» TO DO:
Can you rewrite the rows below as a JSON list of strings, one string per line, covering everything from the line containing "localize each UI" down to the line containing "tab-details[interactable]: ✎ 디테일", both included? Leave out blank lines and the pictures.

» PROVIDED MATERIAL:
=======

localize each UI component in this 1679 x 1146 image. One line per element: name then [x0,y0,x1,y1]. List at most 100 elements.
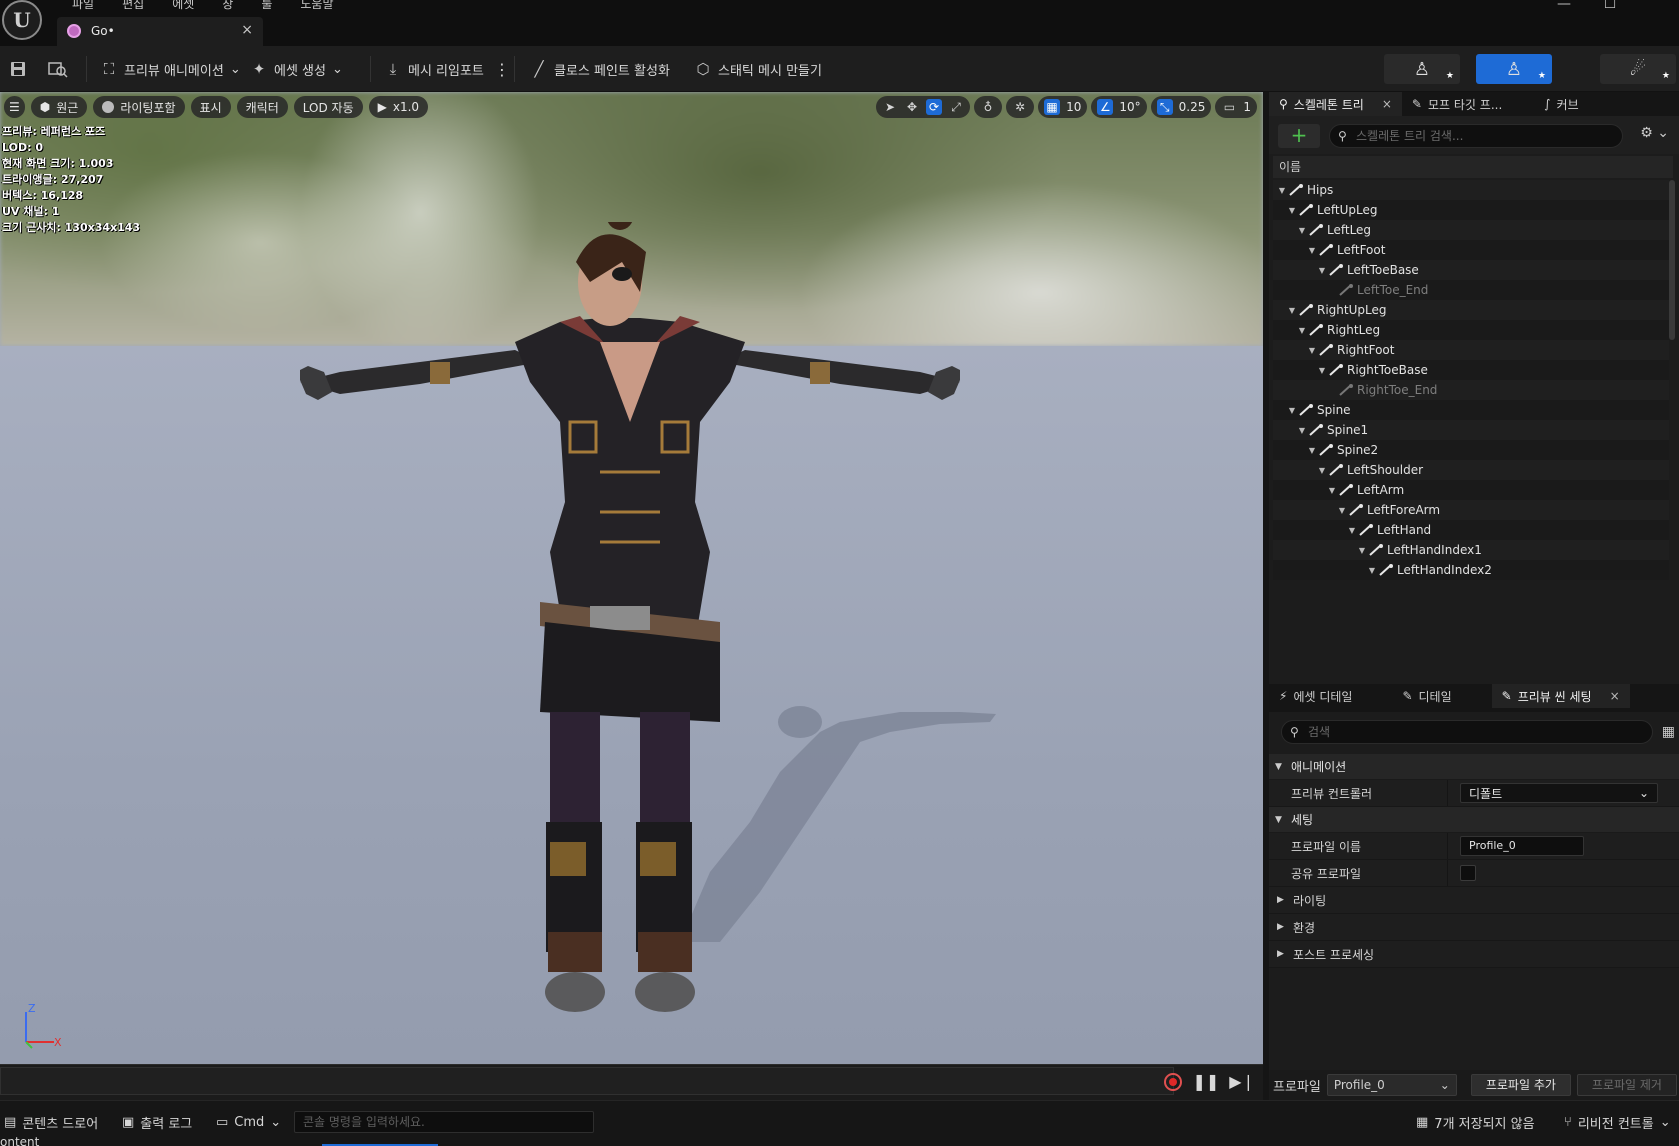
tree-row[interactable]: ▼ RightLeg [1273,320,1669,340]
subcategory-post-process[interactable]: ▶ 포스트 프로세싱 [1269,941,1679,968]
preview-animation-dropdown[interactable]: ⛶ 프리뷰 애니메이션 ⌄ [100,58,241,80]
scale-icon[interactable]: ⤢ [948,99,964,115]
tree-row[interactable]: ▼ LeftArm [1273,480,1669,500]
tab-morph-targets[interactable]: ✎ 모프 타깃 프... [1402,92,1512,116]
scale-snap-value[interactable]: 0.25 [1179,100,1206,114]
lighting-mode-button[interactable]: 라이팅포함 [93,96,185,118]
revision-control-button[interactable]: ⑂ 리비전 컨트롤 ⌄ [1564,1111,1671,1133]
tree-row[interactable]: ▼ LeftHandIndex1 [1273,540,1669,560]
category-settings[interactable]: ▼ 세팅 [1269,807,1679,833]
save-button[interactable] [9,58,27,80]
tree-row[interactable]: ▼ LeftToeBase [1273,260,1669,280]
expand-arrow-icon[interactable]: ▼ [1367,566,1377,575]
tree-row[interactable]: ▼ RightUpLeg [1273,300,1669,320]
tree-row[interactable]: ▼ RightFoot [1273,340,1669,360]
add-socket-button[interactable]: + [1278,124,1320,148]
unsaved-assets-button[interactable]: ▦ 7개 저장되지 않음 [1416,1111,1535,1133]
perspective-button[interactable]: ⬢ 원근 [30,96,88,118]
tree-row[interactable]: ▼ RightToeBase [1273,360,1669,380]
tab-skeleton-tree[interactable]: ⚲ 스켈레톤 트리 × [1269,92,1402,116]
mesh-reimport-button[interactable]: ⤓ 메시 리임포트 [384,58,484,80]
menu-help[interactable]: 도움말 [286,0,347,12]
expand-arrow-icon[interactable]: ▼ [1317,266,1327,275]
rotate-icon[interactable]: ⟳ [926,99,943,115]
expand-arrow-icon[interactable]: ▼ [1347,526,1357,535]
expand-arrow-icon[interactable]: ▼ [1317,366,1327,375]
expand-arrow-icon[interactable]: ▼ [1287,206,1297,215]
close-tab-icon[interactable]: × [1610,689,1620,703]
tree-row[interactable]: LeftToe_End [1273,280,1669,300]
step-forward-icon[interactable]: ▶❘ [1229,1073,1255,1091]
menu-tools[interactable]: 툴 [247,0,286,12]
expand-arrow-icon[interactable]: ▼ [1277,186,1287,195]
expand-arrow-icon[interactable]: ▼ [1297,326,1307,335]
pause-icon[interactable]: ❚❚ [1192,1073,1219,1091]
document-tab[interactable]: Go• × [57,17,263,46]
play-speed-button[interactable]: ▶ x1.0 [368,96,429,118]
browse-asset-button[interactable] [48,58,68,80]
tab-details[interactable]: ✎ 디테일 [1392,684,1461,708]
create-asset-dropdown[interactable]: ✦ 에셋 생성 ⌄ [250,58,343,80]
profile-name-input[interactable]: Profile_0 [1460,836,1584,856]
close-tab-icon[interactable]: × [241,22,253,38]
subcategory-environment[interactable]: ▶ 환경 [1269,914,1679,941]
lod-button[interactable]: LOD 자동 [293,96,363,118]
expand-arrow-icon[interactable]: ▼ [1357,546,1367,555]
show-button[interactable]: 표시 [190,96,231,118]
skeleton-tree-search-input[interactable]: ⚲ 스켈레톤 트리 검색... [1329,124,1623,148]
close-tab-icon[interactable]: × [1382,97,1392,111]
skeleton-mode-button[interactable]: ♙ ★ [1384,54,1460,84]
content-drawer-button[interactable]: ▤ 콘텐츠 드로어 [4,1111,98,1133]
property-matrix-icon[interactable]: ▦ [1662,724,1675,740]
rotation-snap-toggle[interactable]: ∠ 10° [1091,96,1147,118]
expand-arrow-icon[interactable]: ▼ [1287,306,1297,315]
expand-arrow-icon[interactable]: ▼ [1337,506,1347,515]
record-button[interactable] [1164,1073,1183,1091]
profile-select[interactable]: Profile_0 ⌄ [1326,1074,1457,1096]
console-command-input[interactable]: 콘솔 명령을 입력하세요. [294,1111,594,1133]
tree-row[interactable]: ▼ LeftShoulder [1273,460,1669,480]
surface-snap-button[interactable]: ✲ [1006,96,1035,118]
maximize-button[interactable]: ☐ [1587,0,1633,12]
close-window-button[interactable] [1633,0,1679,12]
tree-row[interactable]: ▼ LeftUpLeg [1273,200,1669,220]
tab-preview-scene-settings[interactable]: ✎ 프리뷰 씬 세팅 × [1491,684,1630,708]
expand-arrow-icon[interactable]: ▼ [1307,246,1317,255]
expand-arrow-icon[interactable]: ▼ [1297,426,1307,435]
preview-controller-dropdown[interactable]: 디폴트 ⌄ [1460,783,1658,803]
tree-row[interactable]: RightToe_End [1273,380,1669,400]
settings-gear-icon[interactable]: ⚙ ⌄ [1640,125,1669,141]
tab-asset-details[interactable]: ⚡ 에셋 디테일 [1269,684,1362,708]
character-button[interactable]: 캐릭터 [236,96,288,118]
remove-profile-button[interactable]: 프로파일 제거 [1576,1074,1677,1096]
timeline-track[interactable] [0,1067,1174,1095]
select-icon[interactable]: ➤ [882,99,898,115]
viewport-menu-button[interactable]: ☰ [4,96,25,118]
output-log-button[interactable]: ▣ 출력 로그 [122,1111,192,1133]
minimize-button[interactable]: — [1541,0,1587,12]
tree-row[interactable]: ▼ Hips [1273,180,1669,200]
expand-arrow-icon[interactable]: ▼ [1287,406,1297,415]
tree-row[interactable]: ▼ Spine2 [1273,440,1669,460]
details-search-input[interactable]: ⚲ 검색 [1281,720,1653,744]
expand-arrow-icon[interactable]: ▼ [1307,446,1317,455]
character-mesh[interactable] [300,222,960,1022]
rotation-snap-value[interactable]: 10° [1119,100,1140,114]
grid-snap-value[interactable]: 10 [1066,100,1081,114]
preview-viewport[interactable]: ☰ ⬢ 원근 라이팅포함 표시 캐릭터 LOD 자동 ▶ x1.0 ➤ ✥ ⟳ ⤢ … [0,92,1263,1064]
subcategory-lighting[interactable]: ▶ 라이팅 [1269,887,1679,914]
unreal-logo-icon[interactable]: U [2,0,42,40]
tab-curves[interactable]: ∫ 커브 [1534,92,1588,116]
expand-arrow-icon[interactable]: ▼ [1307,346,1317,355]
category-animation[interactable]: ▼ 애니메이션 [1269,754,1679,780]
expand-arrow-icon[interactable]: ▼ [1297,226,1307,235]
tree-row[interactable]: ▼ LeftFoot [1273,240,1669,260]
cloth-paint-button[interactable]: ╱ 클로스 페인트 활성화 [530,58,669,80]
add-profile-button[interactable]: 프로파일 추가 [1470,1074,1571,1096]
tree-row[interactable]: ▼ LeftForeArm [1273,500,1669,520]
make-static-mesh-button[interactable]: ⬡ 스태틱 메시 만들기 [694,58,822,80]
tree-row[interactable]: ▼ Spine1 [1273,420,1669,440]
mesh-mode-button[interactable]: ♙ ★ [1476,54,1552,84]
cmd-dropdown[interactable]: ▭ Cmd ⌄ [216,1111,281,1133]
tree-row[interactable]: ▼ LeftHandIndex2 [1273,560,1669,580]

=======

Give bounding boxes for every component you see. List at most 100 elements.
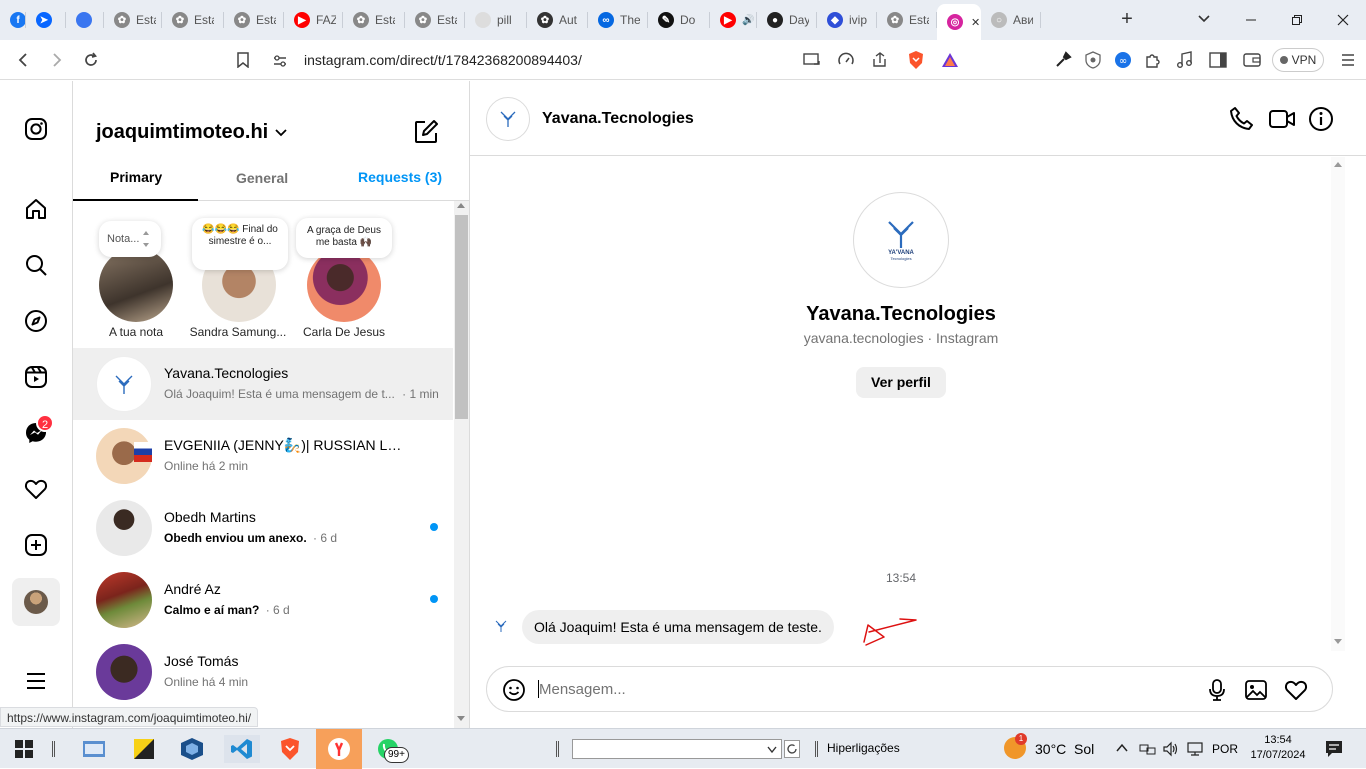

=======

» ANSWER TO THE EXERCISE:
[
  "localize each UI component in this 1679 x 1146 image. One line per element: name then [x0,y0,x1,y1]. List at most 100 elements.",
  "tree-row[interactable]: ▼ RightLeg [1273,320,1669,340]",
  "subcategory-post-process[interactable]: ▶ 포스트 프로세싱 [1269,941,1679,968]",
  "preview-animation-dropdown[interactable]: ⛶ 프리뷰 애니메이션 ⌄ [100,58,241,80]",
  "scale-icon[interactable]: ⤢ [948,99,964,115]",
  "tree-row[interactable]: ▼ LeftArm [1273,480,1669,500]",
  "tab-morph-targets[interactable]: ✎ 모프 타깃 프... [1402,92,1512,116]",
  "scale-snap-value[interactable]: 0.25 [1179,100,1206,114]",
  "lighting-mode-button[interactable]: 라이팅포함 [93,96,185,118]",
  "revision-control-button[interactable]: ⑂ 리비전 컨트롤 ⌄ [1564,1111,1671,1133]",
  "tree-row[interactable]: ▼ LeftHandIndex1 [1273,540,1669,560]",
  "category-settings[interactable]: ▼ 세팅 [1269,807,1679,833]",
  "save-button[interactable] [9,58,27,80]",
  "tree-row[interactable]: ▼ LeftToeBase [1273,260,1669,280]",
  "expand-arrow-icon[interactable]: ▼ [1367,566,1377,575]",
  "tree-row[interactable]: ▼ RightUpLeg [1273,300,1669,320]",
  "tree-row[interactable]: ▼ RightFoot [1273,340,1669,360]",
  "add-socket-button[interactable]: + [1278,124,1320,148]",
  "unsaved-assets-button[interactable]: ▦ 7개 저장되지 않음 [1416,1111,1535,1133]",
  "perspective-button[interactable]: ⬢ 원근 [30,96,88,118]",
  "tree-row[interactable]: ▼ RightToeBase [1273,360,1669,380]",
  "tab-skeleton-tree[interactable]: ⚲ 스켈레톤 트리 × [1269,92,1402,116]",
  "mesh-reimport-button[interactable]: ⤓ 메시 리임포트 [384,58,484,80]",
  "menu-help[interactable]: 도움말 [286,0,347,12]",
  "expand-arrow-icon[interactable]: ▼ [1317,266,1327,275]",
  "rotate-icon[interactable]: ⟳ [926,99,943,115]",
  "expand-arrow-icon[interactable]: ▼ [1347,526,1357,535]",
  "expand-arrow-icon[interactable]: ▼ [1317,366,1327,375]",
  "expand-arrow-icon[interactable]: ▼ [1287,206,1297,215]",
  "close-tab-icon[interactable]: × [1610,689,1620,703]",
  "tree-row[interactable]: LeftToe_End [1273,280,1669,300]",
  "step-forward-icon[interactable]: ▶❘ [1229,1073,1255,1091]",
  "menu-tools[interactable]: 툴 [247,0,286,12]",
  "expand-arrow-icon[interactable]: ▼ [1277,186,1287,195]",
  "expand-arrow-icon[interactable]: ▼ [1297,326,1307,335]",
  "pause-icon[interactable]: ❚❚ [1192,1073,1219,1091]",
  "document-tab[interactable]: Go• × [57,17,263,46]",
  "play-speed-button[interactable]: ▶ x1.0 [368,96,429,118]",
  "browse-asset-button[interactable] [48,58,68,80]",
  "tab-details[interactable]: ✎ 디테일 [1392,684,1461,708]"
]